─── KUTIPAN TEKS

Tom Lembong sebelumnya divonis 4,5 tahun penjara dan denda Rp750 juta atas perannya dalam kasus tersebut.
Majelis hakim menyatakan, perbuatannya menyebabkan kerugian negara sebesar Rp194 miliar yang seharusnya menjadi keuntungan PT Perusahaan Perdagangan Indonesia (PPI), BUMN pengelola impor gula.
Namun, hakim menilai Lembong tidak menikmati hasil dari praktik korupsi itu sehingga tidak dibebani uang pengganti.
Lembong sempat mengajukan banding ke Pengadilan Negeri Jakarta Pusat pada 22 Juli 2025. Namun, proses tersebut belum berjalan hingga Presiden Prabowo menerbitkan keputusan abolisi pada Kamis, 31 Juli 2025.
Dengan abolisi tersebut, seluruh proses hukum terhadap Lembong dihentikan dan ia resmi dibebaskan dari penjara.
Keputusan ini memicu pro dan kontra di masyarakat. Sebagian publik menilai abolisi mencederai proses penegakan hukum, sementara lainnya menganggap keputusan itu sebagai koreksi terhadap proses peradilan yang dinilai tidak objektif.
Menanggapi hal tersebut, Mahfud MD menyatakan bahwa pemberian abolisi terhadap Tom Lembong memiliki pertimbangan rasional.
"Saya maklum ada (sebagian publik) yang cemas, tentang hukum yang diintervensi dengan politik... Itu kekhawatiran," ujar Mahfud melalui kanal YouTube Mahfud MD Official pada Rabu, 6 Agustus 2025.
Meski demikian, Mahfud menilai kasus Lembong berbeda dari kasus korupsi pada umumnya.
"Untuk kasus ini, saya pikir ini bagus. Ini hukum dari bawah sudah ‘sesat’ kelihatannya. Kalau diteruskan ke Mahkamah Agung, hakim-hakimnya akan sama, karena sepertinya ada tekanan politik," ucap Mahfud.
Ia menilai keputusan Prabowo sebagai langkah strategis untuk menghentikan proses hukum yang dinilai tidak murni.
"Sehingga ini tidak usah sampai ke ujung. Sudah sampai di sini saja, strategis. Sehingga orang bisa mengatakan: Anda jangan main-main hukum, presiden bisa turun tangan," lanjutnya.
Mahfud juga menyoroti kekhawatiran publik terkait potensi intervensi berlebihan oleh presiden dalam sistem hukum. Namun, menurutnya, keputusan dalam kasus Lembong masih dalam batas yang rasional.

──────
─── DATA TERKUMPUL

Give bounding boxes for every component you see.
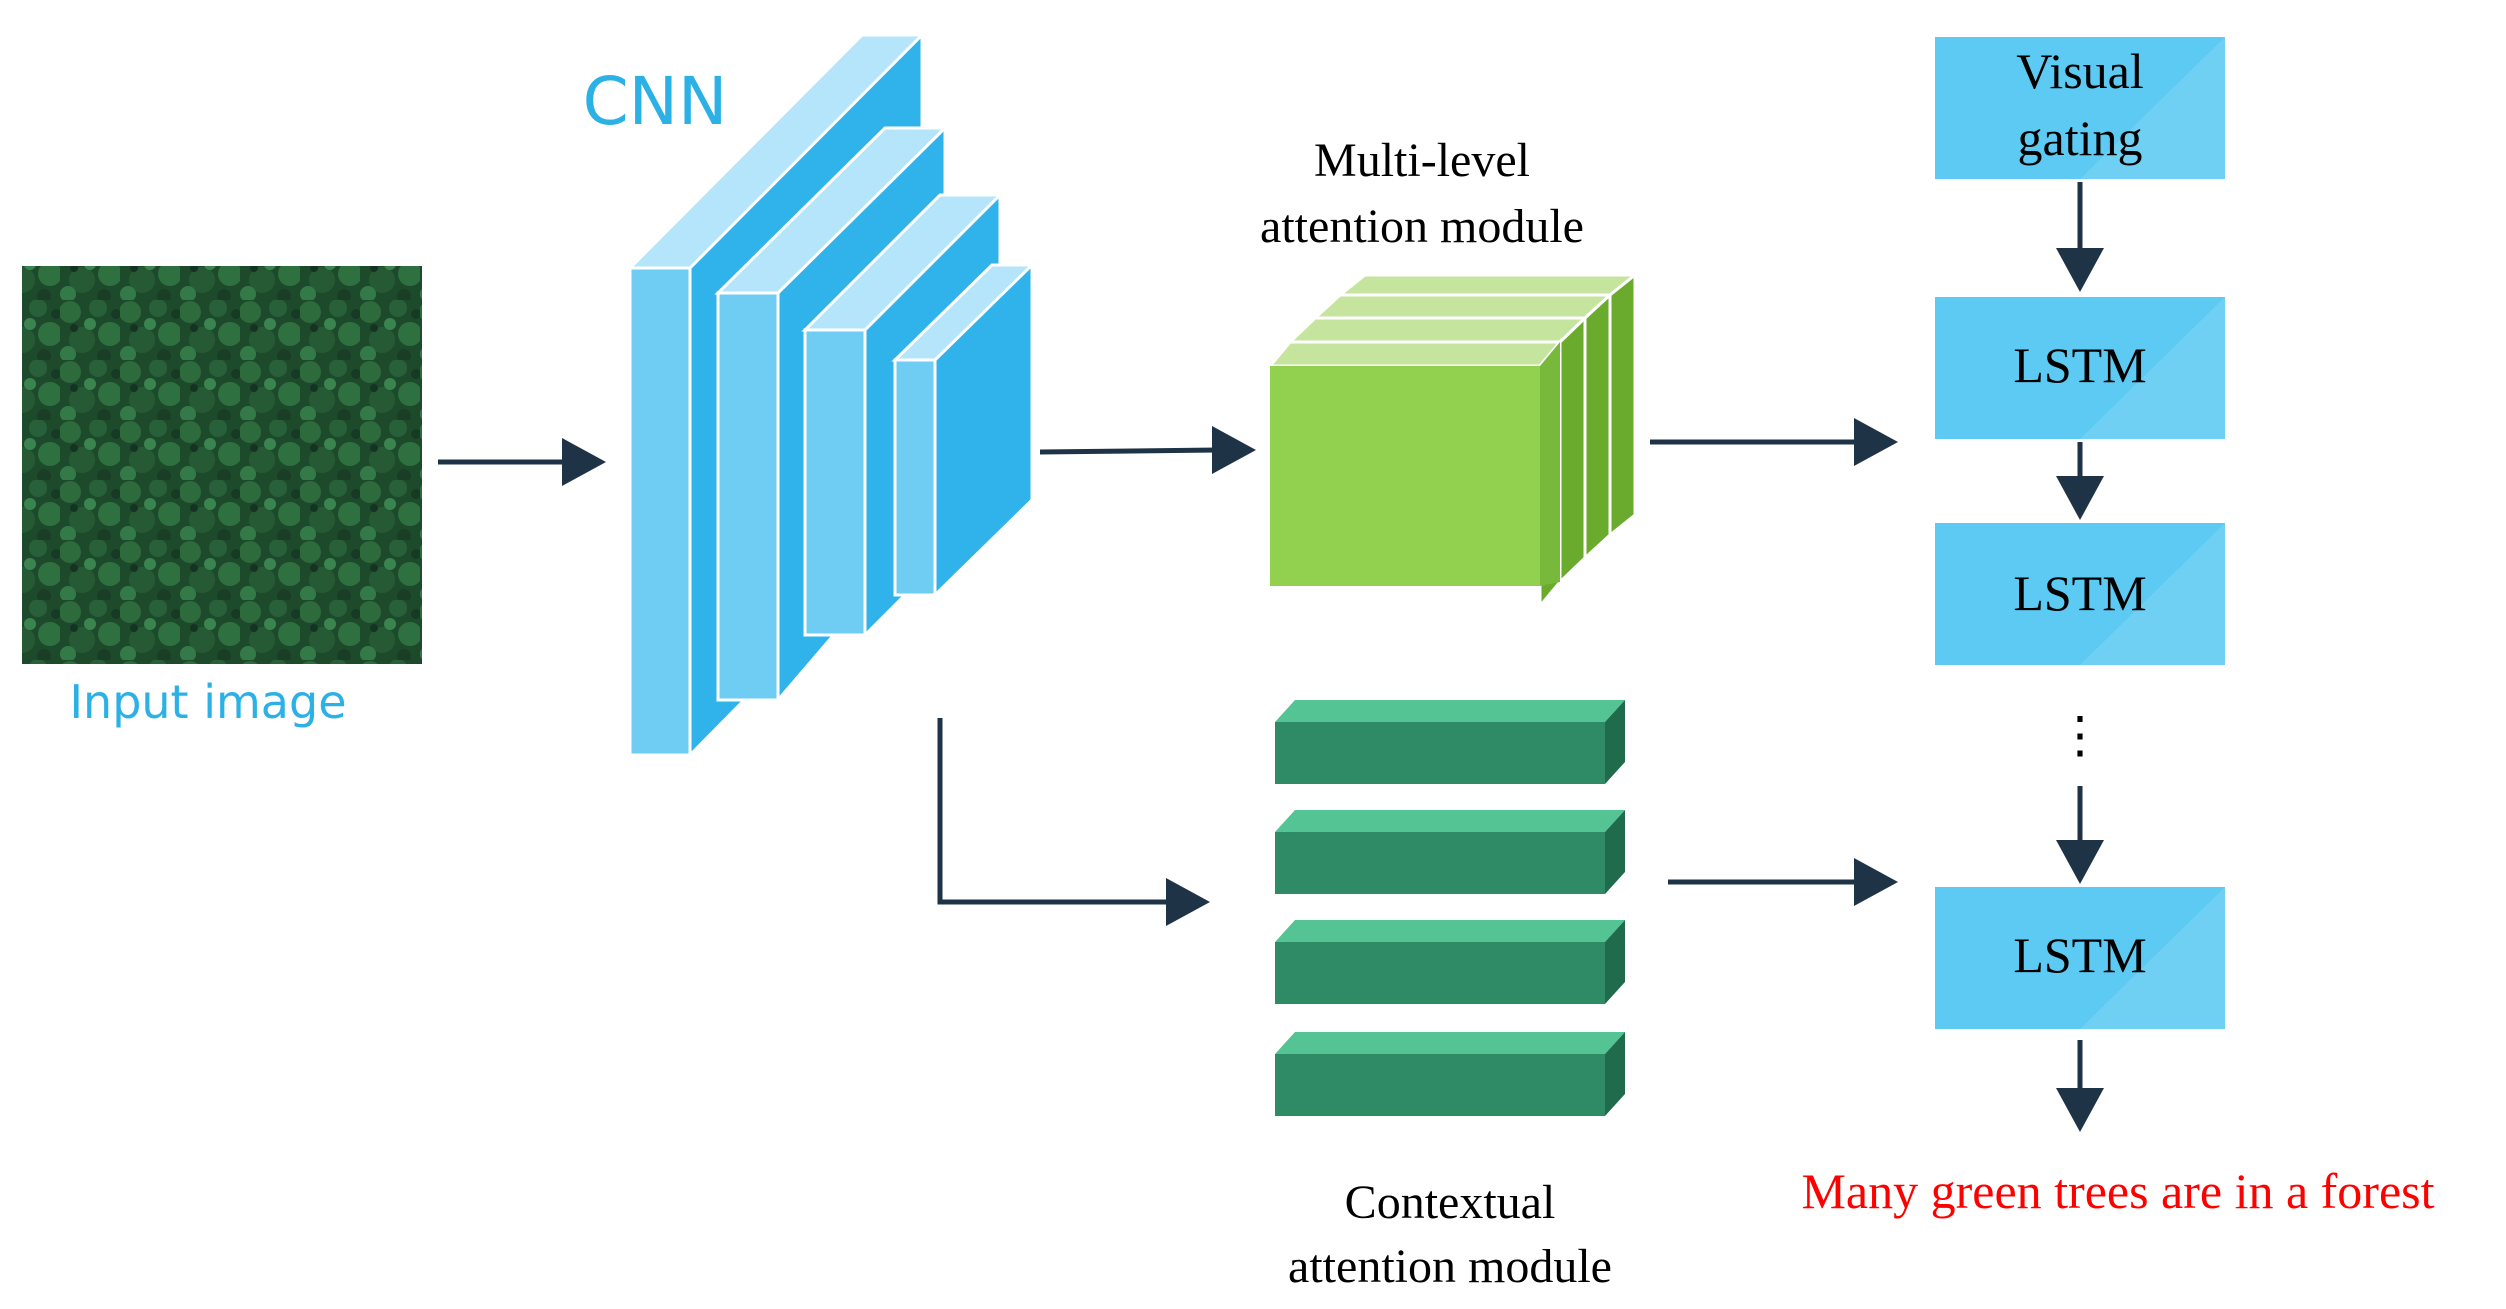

──────

- PETUNJUK PENGERJAAN
Tuliskan kembali tanpa perubahan bagian teks di atas tentang abolisi Tom Lembong, dimulai dari "Meski demikian, Mahfud" dan diakhiri dengan "dinilai tidak murni.".

- JAWABAN BENAR
Meski demikian, Mahfud menilai kasus Lembong berbeda dari kasus korupsi pada umumnya.
"Untuk kasus ini, saya pikir ini bagus. Ini hukum dari bawah sudah ‘sesat’ kelihatannya. Kalau diteruskan ke Mahkamah Agung, hakim-hakimnya akan sama, karena sepertinya ada tekanan politik," ucap Mahfud.
Ia menilai keputusan Prabowo sebagai langkah strategis untuk menghentikan proses hukum yang dinilai tidak murni.